## START

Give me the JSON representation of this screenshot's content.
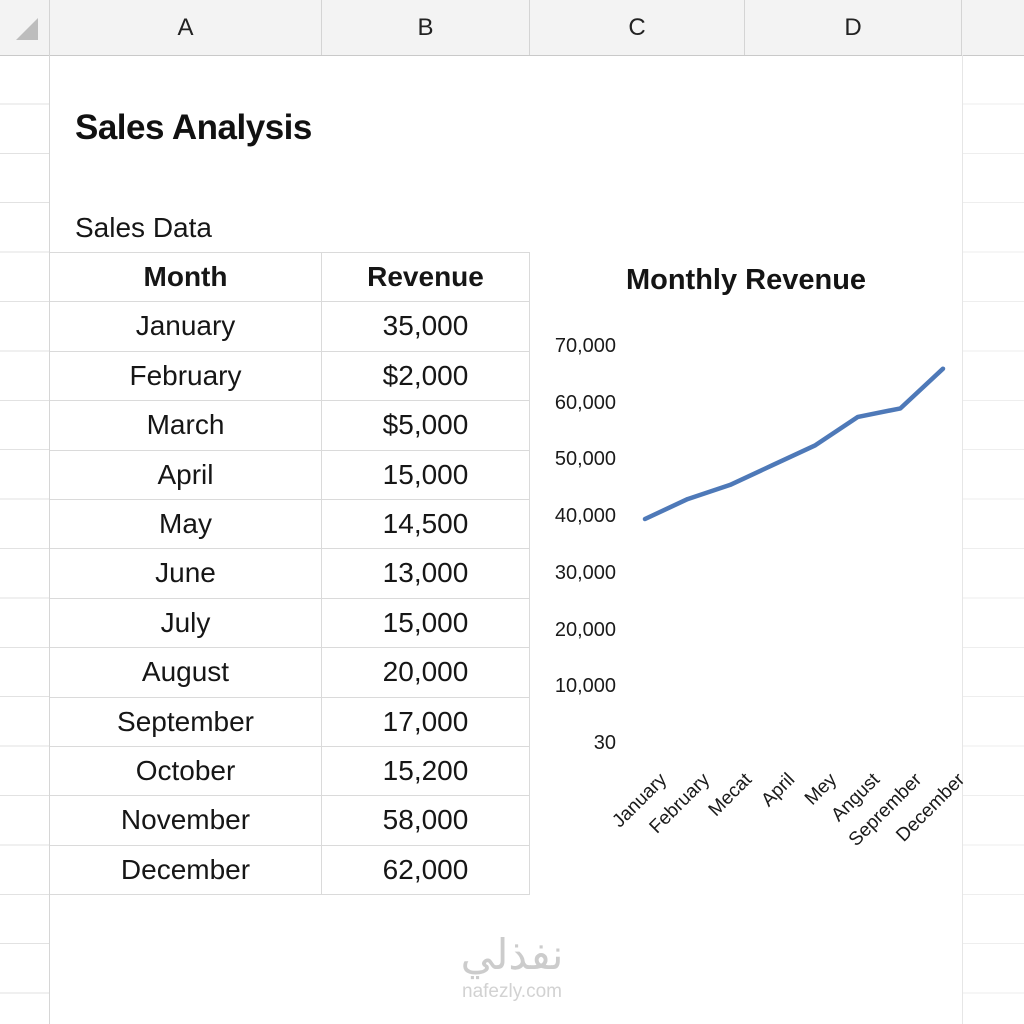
{
  "columns": [
    "A",
    "B",
    "C",
    "D"
  ],
  "sheet": {
    "title": "Sales Analysis",
    "section_label": "Sales Data",
    "table": {
      "headers": [
        "Month",
        "Revenue"
      ],
      "rows": [
        {
          "month": "January",
          "revenue": "35,000"
        },
        {
          "month": "February",
          "revenue": "$2,000"
        },
        {
          "month": "March",
          "revenue": "$5,000"
        },
        {
          "month": "April",
          "revenue": "15,000"
        },
        {
          "month": "May",
          "revenue": "14,500"
        },
        {
          "month": "June",
          "revenue": "13,000"
        },
        {
          "month": "July",
          "revenue": "15,000"
        },
        {
          "month": "August",
          "revenue": "20,000"
        },
        {
          "month": "September",
          "revenue": "17,000"
        },
        {
          "month": "October",
          "revenue": "15,200"
        },
        {
          "month": "November",
          "revenue": "58,000"
        },
        {
          "month": "December",
          "revenue": "62,000"
        }
      ]
    }
  },
  "chart_data": {
    "type": "line",
    "title": "Monthly Revenue",
    "x_labels": [
      "January",
      "February",
      "Mecat",
      "April",
      "Mey",
      "Angust",
      "Seprember",
      "December"
    ],
    "y_tick_labels": [
      "70,000",
      "60,000",
      "50,000",
      "40,000",
      "30,000",
      "20,000",
      "10,000",
      "30"
    ],
    "values": [
      39500,
      43000,
      45500,
      49000,
      52500,
      57500,
      59000,
      66000
    ],
    "ylim": [
      0,
      70000
    ],
    "line_color": "#4e79b8",
    "grid": "off",
    "legend": "none"
  },
  "watermark": {
    "main": "نفذلي",
    "sub": "nafezly.com"
  }
}
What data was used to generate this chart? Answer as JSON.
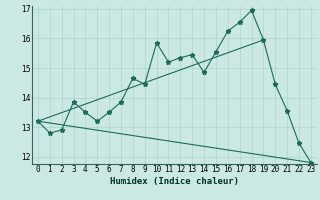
{
  "title": "",
  "xlabel": "Humidex (Indice chaleur)",
  "background_color": "#cce8e4",
  "grid_color": "#aad4cc",
  "line_color": "#1a6b5a",
  "xlim": [
    -0.5,
    23.5
  ],
  "ylim": [
    11.75,
    17.1
  ],
  "yticks": [
    12,
    13,
    14,
    15,
    16,
    17
  ],
  "xticks": [
    0,
    1,
    2,
    3,
    4,
    5,
    6,
    7,
    8,
    9,
    10,
    11,
    12,
    13,
    14,
    15,
    16,
    17,
    18,
    19,
    20,
    21,
    22,
    23
  ],
  "main_line_x": [
    0,
    1,
    2,
    3,
    4,
    5,
    6,
    7,
    8,
    9,
    10,
    11,
    12,
    13,
    14,
    15,
    16,
    17,
    18,
    19,
    20,
    21,
    22,
    23
  ],
  "main_line_y": [
    13.2,
    12.8,
    12.9,
    13.85,
    13.5,
    13.2,
    13.5,
    13.85,
    14.65,
    14.45,
    15.85,
    15.2,
    15.35,
    15.45,
    14.85,
    15.55,
    16.25,
    16.55,
    16.95,
    15.95,
    14.45,
    13.55,
    12.45,
    11.8
  ],
  "upper_trend_x": [
    0,
    19
  ],
  "upper_trend_y": [
    13.2,
    15.95
  ],
  "lower_trend_x": [
    0,
    23
  ],
  "lower_trend_y": [
    13.2,
    11.8
  ],
  "marker_size": 3.5,
  "line_width": 0.8,
  "tick_fontsize": 5.5,
  "xlabel_fontsize": 6.5
}
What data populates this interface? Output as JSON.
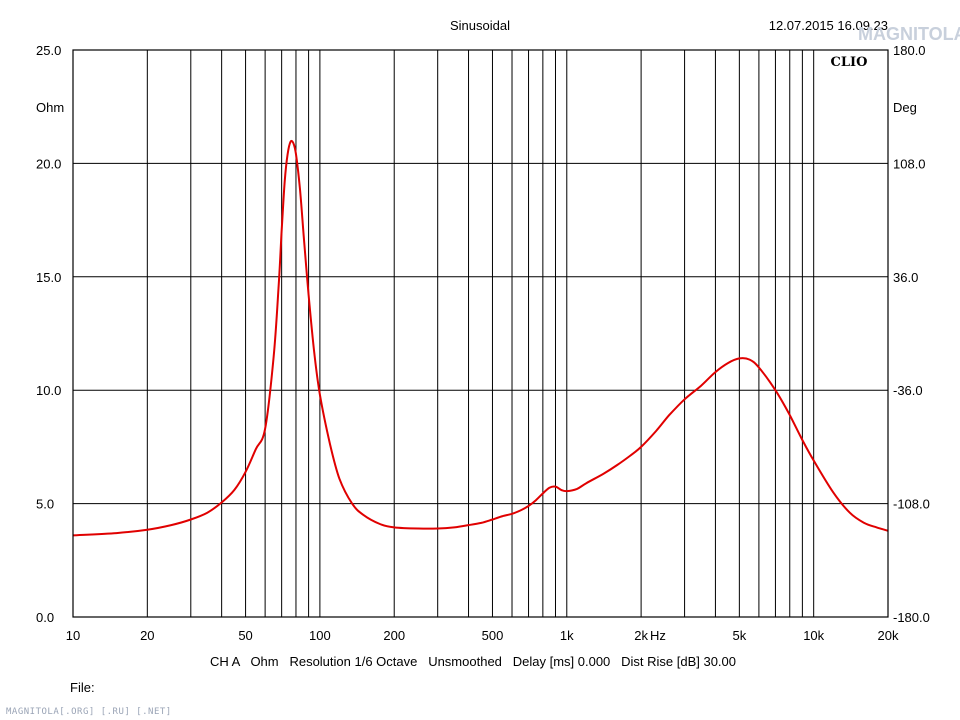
{
  "header": {
    "mode": "Sinusoidal",
    "timestamp": "12.07.2015 16.09.23",
    "brand": "CLIO",
    "logo_text": "MAGNITOLA"
  },
  "footer": {
    "settings_line": "CH A   Ohm   Resolution 1/6 Octave   Unsmoothed   Delay [ms] 0.000   Dist Rise [dB] 30.00",
    "file_label": "File:",
    "watermark": "MAGNITOLA[.ORG] [.RU] [.NET]"
  },
  "chart_data": {
    "type": "line",
    "x_scale": "log",
    "xlim": [
      10,
      20000
    ],
    "x_unit": "Hz",
    "x_ticks": [
      {
        "v": 10,
        "label": "10"
      },
      {
        "v": 20,
        "label": "20"
      },
      {
        "v": 50,
        "label": "50"
      },
      {
        "v": 100,
        "label": "100"
      },
      {
        "v": 200,
        "label": "200"
      },
      {
        "v": 500,
        "label": "500"
      },
      {
        "v": 1000,
        "label": "1k"
      },
      {
        "v": 2000,
        "label": "2k"
      },
      {
        "v": 5000,
        "label": "5k"
      },
      {
        "v": 10000,
        "label": "10k"
      },
      {
        "v": 20000,
        "label": "20k"
      }
    ],
    "ylabel_left": "Ohm",
    "ylim_left": [
      0,
      25
    ],
    "y_ticks_left": [
      "0.0",
      "5.0",
      "10.0",
      "15.0",
      "20.0",
      "25.0"
    ],
    "ylabel_right": "Deg",
    "ylim_right": [
      -180,
      180
    ],
    "y_ticks_right": [
      "-180.0",
      "-108.0",
      "-36.0",
      "36.0",
      "108.0",
      "180.0"
    ],
    "grid": true,
    "series": [
      {
        "color": "#e00000",
        "x": [
          10,
          15,
          20,
          25,
          30,
          35,
          40,
          45,
          50,
          55,
          60,
          65,
          68,
          70,
          72,
          74,
          76,
          78,
          80,
          83,
          86,
          90,
          95,
          100,
          110,
          120,
          135,
          150,
          175,
          200,
          250,
          300,
          350,
          400,
          450,
          500,
          550,
          600,
          650,
          700,
          750,
          800,
          850,
          900,
          950,
          1000,
          1100,
          1200,
          1400,
          1600,
          1800,
          2000,
          2300,
          2600,
          3000,
          3500,
          4000,
          4500,
          5000,
          5500,
          6000,
          7000,
          8000,
          9000,
          10000,
          12000,
          14000,
          16000,
          18000,
          20000
        ],
        "values": [
          3.6,
          3.7,
          3.85,
          4.05,
          4.3,
          4.6,
          5.05,
          5.6,
          6.4,
          7.4,
          8.3,
          11.5,
          14.5,
          17.0,
          19.2,
          20.4,
          20.95,
          20.9,
          20.4,
          18.9,
          16.8,
          14.2,
          11.6,
          9.8,
          7.6,
          6.1,
          5.0,
          4.5,
          4.1,
          3.95,
          3.9,
          3.9,
          3.95,
          4.05,
          4.15,
          4.3,
          4.45,
          4.55,
          4.7,
          4.9,
          5.15,
          5.45,
          5.7,
          5.75,
          5.6,
          5.55,
          5.65,
          5.9,
          6.3,
          6.7,
          7.1,
          7.5,
          8.2,
          8.9,
          9.6,
          10.2,
          10.8,
          11.2,
          11.4,
          11.35,
          11.0,
          10.0,
          8.9,
          7.8,
          6.9,
          5.5,
          4.6,
          4.15,
          3.95,
          3.8
        ]
      }
    ]
  }
}
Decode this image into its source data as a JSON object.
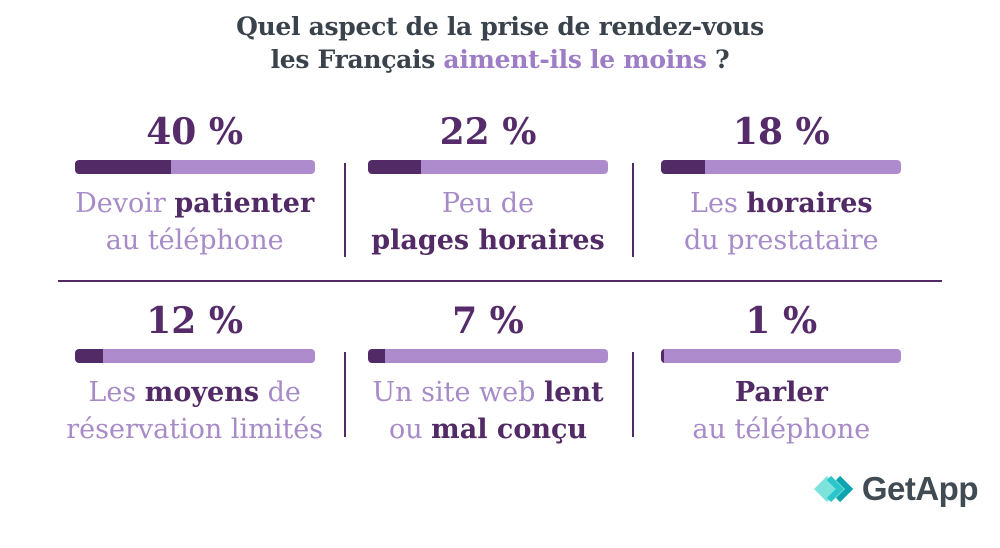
{
  "title": {
    "line1": "Quel aspect de la prise de rendez-vous",
    "line2_prefix": "les Français ",
    "line2_highlight": "aiment-ils le moins",
    "line2_suffix": " ?"
  },
  "stats": [
    {
      "percent": "40 %",
      "value": 40,
      "lines": [
        [
          {
            "text": "Devoir ",
            "dark": false
          },
          {
            "text": "patienter",
            "dark": true
          }
        ],
        [
          {
            "text": "au téléphone",
            "dark": false
          }
        ]
      ]
    },
    {
      "percent": "22 %",
      "value": 22,
      "lines": [
        [
          {
            "text": "Peu de",
            "dark": false
          }
        ],
        [
          {
            "text": "plages horaires",
            "dark": true
          }
        ]
      ]
    },
    {
      "percent": "18 %",
      "value": 18,
      "lines": [
        [
          {
            "text": "Les ",
            "dark": false
          },
          {
            "text": "horaires",
            "dark": true
          }
        ],
        [
          {
            "text": "du prestataire",
            "dark": false
          }
        ]
      ]
    },
    {
      "percent": "12 %",
      "value": 12,
      "lines": [
        [
          {
            "text": "Les ",
            "dark": false
          },
          {
            "text": "moyens",
            "dark": true
          },
          {
            "text": " de",
            "dark": false
          }
        ],
        [
          {
            "text": "réservation limités",
            "dark": false
          }
        ]
      ]
    },
    {
      "percent": "7 %",
      "value": 7,
      "lines": [
        [
          {
            "text": "Un site web ",
            "dark": false
          },
          {
            "text": "lent",
            "dark": true
          }
        ],
        [
          {
            "text": "ou ",
            "dark": false
          },
          {
            "text": "mal conçu",
            "dark": true
          }
        ]
      ]
    },
    {
      "percent": "1 %",
      "value": 1,
      "lines": [
        [
          {
            "text": "Parler",
            "dark": true
          }
        ],
        [
          {
            "text": "au téléphone",
            "dark": false
          }
        ]
      ]
    }
  ],
  "logo": {
    "text": "GetApp"
  },
  "colors": {
    "dark_purple": "#522a66",
    "light_purple": "#ad8bcd",
    "title_gray": "#3a434c",
    "title_highlight": "#9d7ec6",
    "logo_gray": "#414b54",
    "logo_aqua_light": "#7de2dc",
    "logo_teal_mid": "#2bc6cb",
    "logo_teal_dark": "#0da4b2"
  },
  "chart_data": {
    "type": "bar",
    "title": "Quel aspect de la prise de rendez-vous les Français aiment-ils le moins ?",
    "categories": [
      "Devoir patienter au téléphone",
      "Peu de plages horaires",
      "Les horaires du prestataire",
      "Les moyens de réservation limités",
      "Un site web lent ou mal conçu",
      "Parler au téléphone"
    ],
    "values": [
      40,
      22,
      18,
      12,
      7,
      1
    ],
    "unit": "%",
    "xlim": [
      0,
      100
    ],
    "layout": "3x2 grid of horizontal progress bars, value label above each bar",
    "legend": "none",
    "grid": false
  }
}
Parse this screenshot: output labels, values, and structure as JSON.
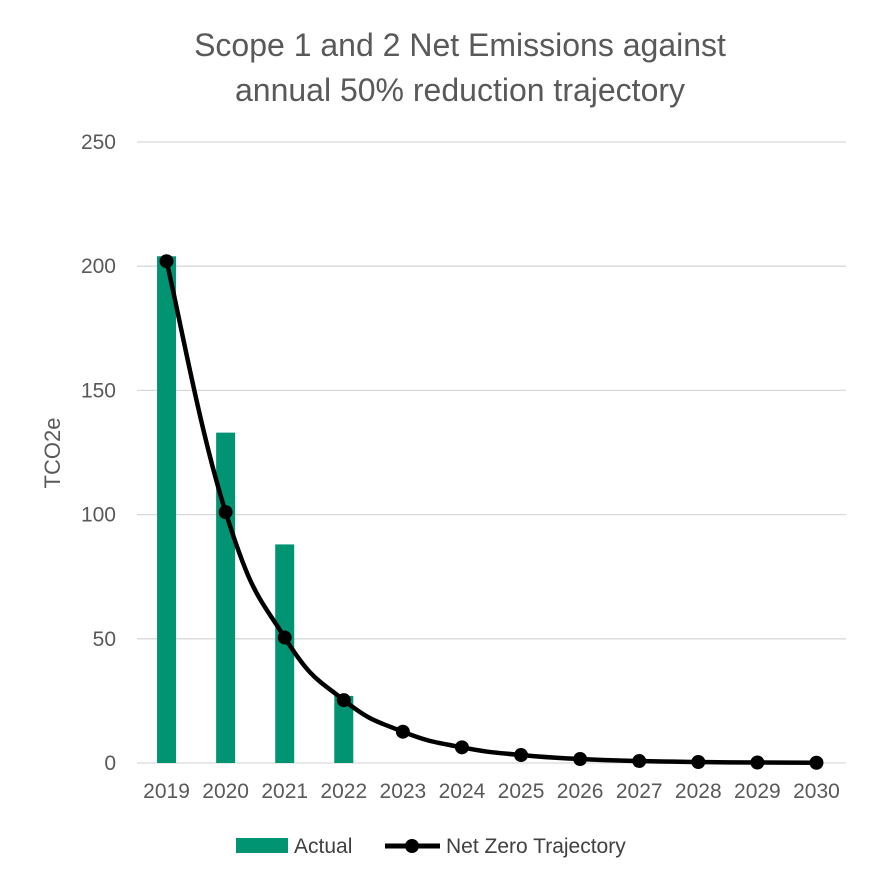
{
  "chart_data": {
    "type": "bar",
    "title_lines": [
      "Scope 1 and 2 Net Emissions against",
      "annual 50% reduction trajectory"
    ],
    "ylabel": "TCO2e",
    "xlabel": "",
    "ylim": [
      0,
      250
    ],
    "yticks": [
      0,
      50,
      100,
      150,
      200,
      250
    ],
    "grid": true,
    "legend_position": "bottom",
    "categories": [
      "2019",
      "2020",
      "2021",
      "2022",
      "2023",
      "2024",
      "2025",
      "2026",
      "2027",
      "2028",
      "2029",
      "2030"
    ],
    "series": [
      {
        "name": "Actual",
        "type": "bar",
        "color": "#009473",
        "values": [
          204,
          133,
          88,
          27,
          null,
          null,
          null,
          null,
          null,
          null,
          null,
          null
        ]
      },
      {
        "name": "Net Zero Trajectory",
        "type": "line",
        "color": "#000000",
        "values": [
          202,
          101,
          50.5,
          25.3,
          12.6,
          6.3,
          3.2,
          1.6,
          0.8,
          0.4,
          0.2,
          0.1
        ]
      }
    ]
  }
}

## END

→ **Aim**
Reproduce word for word the lines running from the line with "Parse this screenshot: output" through the end of the data, both included, and nothing else; leave out the pictures.

→ **Reply to the task**
Parse this screenshot: output labels, values, and structure as JSON.
{
  "chart_data": {
    "type": "bar",
    "title_lines": [
      "Scope 1 and 2 Net Emissions against",
      "annual 50% reduction trajectory"
    ],
    "ylabel": "TCO2e",
    "xlabel": "",
    "ylim": [
      0,
      250
    ],
    "yticks": [
      0,
      50,
      100,
      150,
      200,
      250
    ],
    "grid": true,
    "legend_position": "bottom",
    "categories": [
      "2019",
      "2020",
      "2021",
      "2022",
      "2023",
      "2024",
      "2025",
      "2026",
      "2027",
      "2028",
      "2029",
      "2030"
    ],
    "series": [
      {
        "name": "Actual",
        "type": "bar",
        "color": "#009473",
        "values": [
          204,
          133,
          88,
          27,
          null,
          null,
          null,
          null,
          null,
          null,
          null,
          null
        ]
      },
      {
        "name": "Net Zero Trajectory",
        "type": "line",
        "color": "#000000",
        "values": [
          202,
          101,
          50.5,
          25.3,
          12.6,
          6.3,
          3.2,
          1.6,
          0.8,
          0.4,
          0.2,
          0.1
        ]
      }
    ]
  }
}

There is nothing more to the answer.